[Start Available data]

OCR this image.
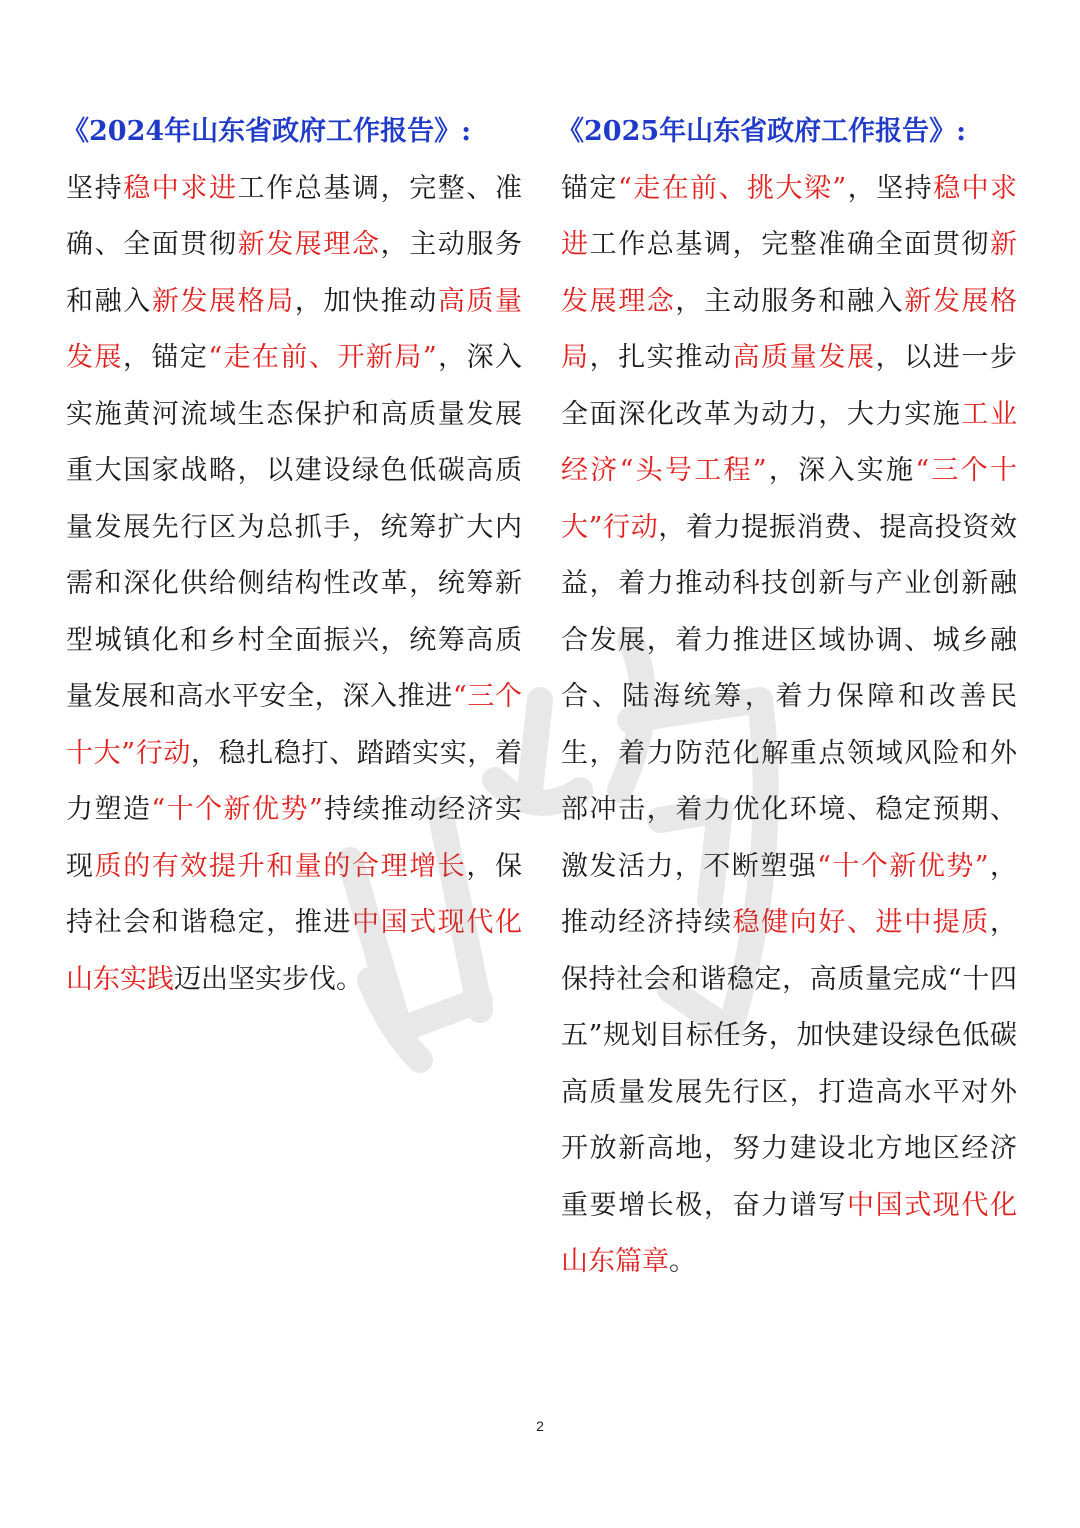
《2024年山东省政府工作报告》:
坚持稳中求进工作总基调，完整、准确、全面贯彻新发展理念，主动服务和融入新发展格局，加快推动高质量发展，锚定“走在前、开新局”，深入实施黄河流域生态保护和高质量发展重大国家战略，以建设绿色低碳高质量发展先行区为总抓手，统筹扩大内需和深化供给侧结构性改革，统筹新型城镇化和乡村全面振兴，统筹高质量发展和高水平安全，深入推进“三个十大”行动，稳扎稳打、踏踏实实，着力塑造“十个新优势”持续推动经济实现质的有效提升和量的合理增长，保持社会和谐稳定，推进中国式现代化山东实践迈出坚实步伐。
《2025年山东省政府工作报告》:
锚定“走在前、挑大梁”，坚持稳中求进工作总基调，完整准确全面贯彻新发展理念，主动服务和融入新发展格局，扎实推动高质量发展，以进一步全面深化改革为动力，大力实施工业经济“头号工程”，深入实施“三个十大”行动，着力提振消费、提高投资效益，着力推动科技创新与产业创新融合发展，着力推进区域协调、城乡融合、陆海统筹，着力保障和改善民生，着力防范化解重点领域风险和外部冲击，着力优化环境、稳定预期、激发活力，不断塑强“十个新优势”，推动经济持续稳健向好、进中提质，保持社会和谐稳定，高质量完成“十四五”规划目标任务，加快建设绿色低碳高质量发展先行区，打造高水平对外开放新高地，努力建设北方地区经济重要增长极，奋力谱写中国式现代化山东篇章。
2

[End Available data]
[Start Available data]

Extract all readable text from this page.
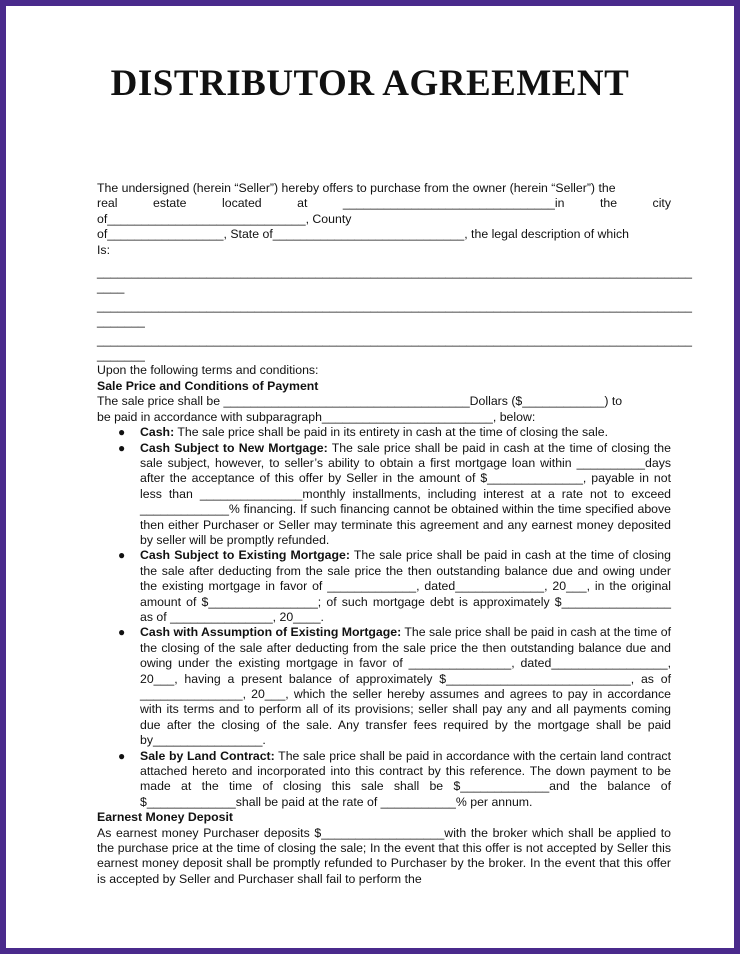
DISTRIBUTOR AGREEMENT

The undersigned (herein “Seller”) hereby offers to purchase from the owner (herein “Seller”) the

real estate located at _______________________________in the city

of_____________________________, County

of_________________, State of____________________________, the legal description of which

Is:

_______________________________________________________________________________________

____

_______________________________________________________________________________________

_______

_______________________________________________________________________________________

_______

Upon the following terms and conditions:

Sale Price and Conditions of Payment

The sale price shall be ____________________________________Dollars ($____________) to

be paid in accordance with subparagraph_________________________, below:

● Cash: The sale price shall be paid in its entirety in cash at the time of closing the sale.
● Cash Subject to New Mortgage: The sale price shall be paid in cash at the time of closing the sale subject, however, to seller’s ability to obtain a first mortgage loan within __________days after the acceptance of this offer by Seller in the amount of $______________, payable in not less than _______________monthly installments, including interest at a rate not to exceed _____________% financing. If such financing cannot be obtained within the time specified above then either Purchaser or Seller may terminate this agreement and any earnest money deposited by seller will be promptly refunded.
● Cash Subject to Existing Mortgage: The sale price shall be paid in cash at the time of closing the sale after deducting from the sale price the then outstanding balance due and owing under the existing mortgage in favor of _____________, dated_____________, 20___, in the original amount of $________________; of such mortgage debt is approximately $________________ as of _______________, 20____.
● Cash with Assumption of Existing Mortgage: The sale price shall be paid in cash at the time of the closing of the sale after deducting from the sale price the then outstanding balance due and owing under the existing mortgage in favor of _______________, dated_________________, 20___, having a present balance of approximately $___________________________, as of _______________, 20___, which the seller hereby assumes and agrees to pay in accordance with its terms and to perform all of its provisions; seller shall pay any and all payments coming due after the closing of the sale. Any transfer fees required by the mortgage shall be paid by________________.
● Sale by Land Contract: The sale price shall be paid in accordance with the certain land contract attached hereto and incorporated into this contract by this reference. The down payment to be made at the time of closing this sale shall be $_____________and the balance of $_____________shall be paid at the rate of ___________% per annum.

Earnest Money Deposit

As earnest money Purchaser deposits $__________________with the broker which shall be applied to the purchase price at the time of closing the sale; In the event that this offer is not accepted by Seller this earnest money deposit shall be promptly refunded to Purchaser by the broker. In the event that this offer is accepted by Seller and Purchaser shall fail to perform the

[End Available data]

▶ The exercise:
From the records above, pull out each line that has "Mortgage".

▶ Written solution:
● Cash Subject to New Mortgage: The sale price shall be paid in cash at the time of closing the sale subject, however, to seller’s ability to obtain a first mortgage loan within __________days after the acceptance of this offer by Seller in the amount of $______________, payable in not less than _______________monthly installments, including interest at a rate not to exceed _____________% financing. If such financing cannot be obtained within the time specified above then either Purchaser or Seller may terminate this agreement and any earnest money deposited by seller will be promptly refunded.
● Cash Subject to Existing Mortgage: The sale price shall be paid in cash at the time of closing the sale after deducting from the sale price the then outstanding balance due and owing under the existing mortgage in favor of _____________, dated_____________, 20___, in the original amount of $________________; of such mortgage debt is approximately $________________ as of _______________, 20____.
● Cash with Assumption of Existing Mortgage: The sale price shall be paid in cash at the time of the closing of the sale after deducting from the sale price the then outstanding balance due and owing under the existing mortgage in favor of _______________, dated_________________, 20___, having a present balance of approximately $___________________________, as of _______________, 20___, which the seller hereby assumes and agrees to pay in accordance with its terms and to perform all of its provisions; seller shall pay any and all payments coming due after the closing of the sale. Any transfer fees required by the mortgage shall be paid by________________.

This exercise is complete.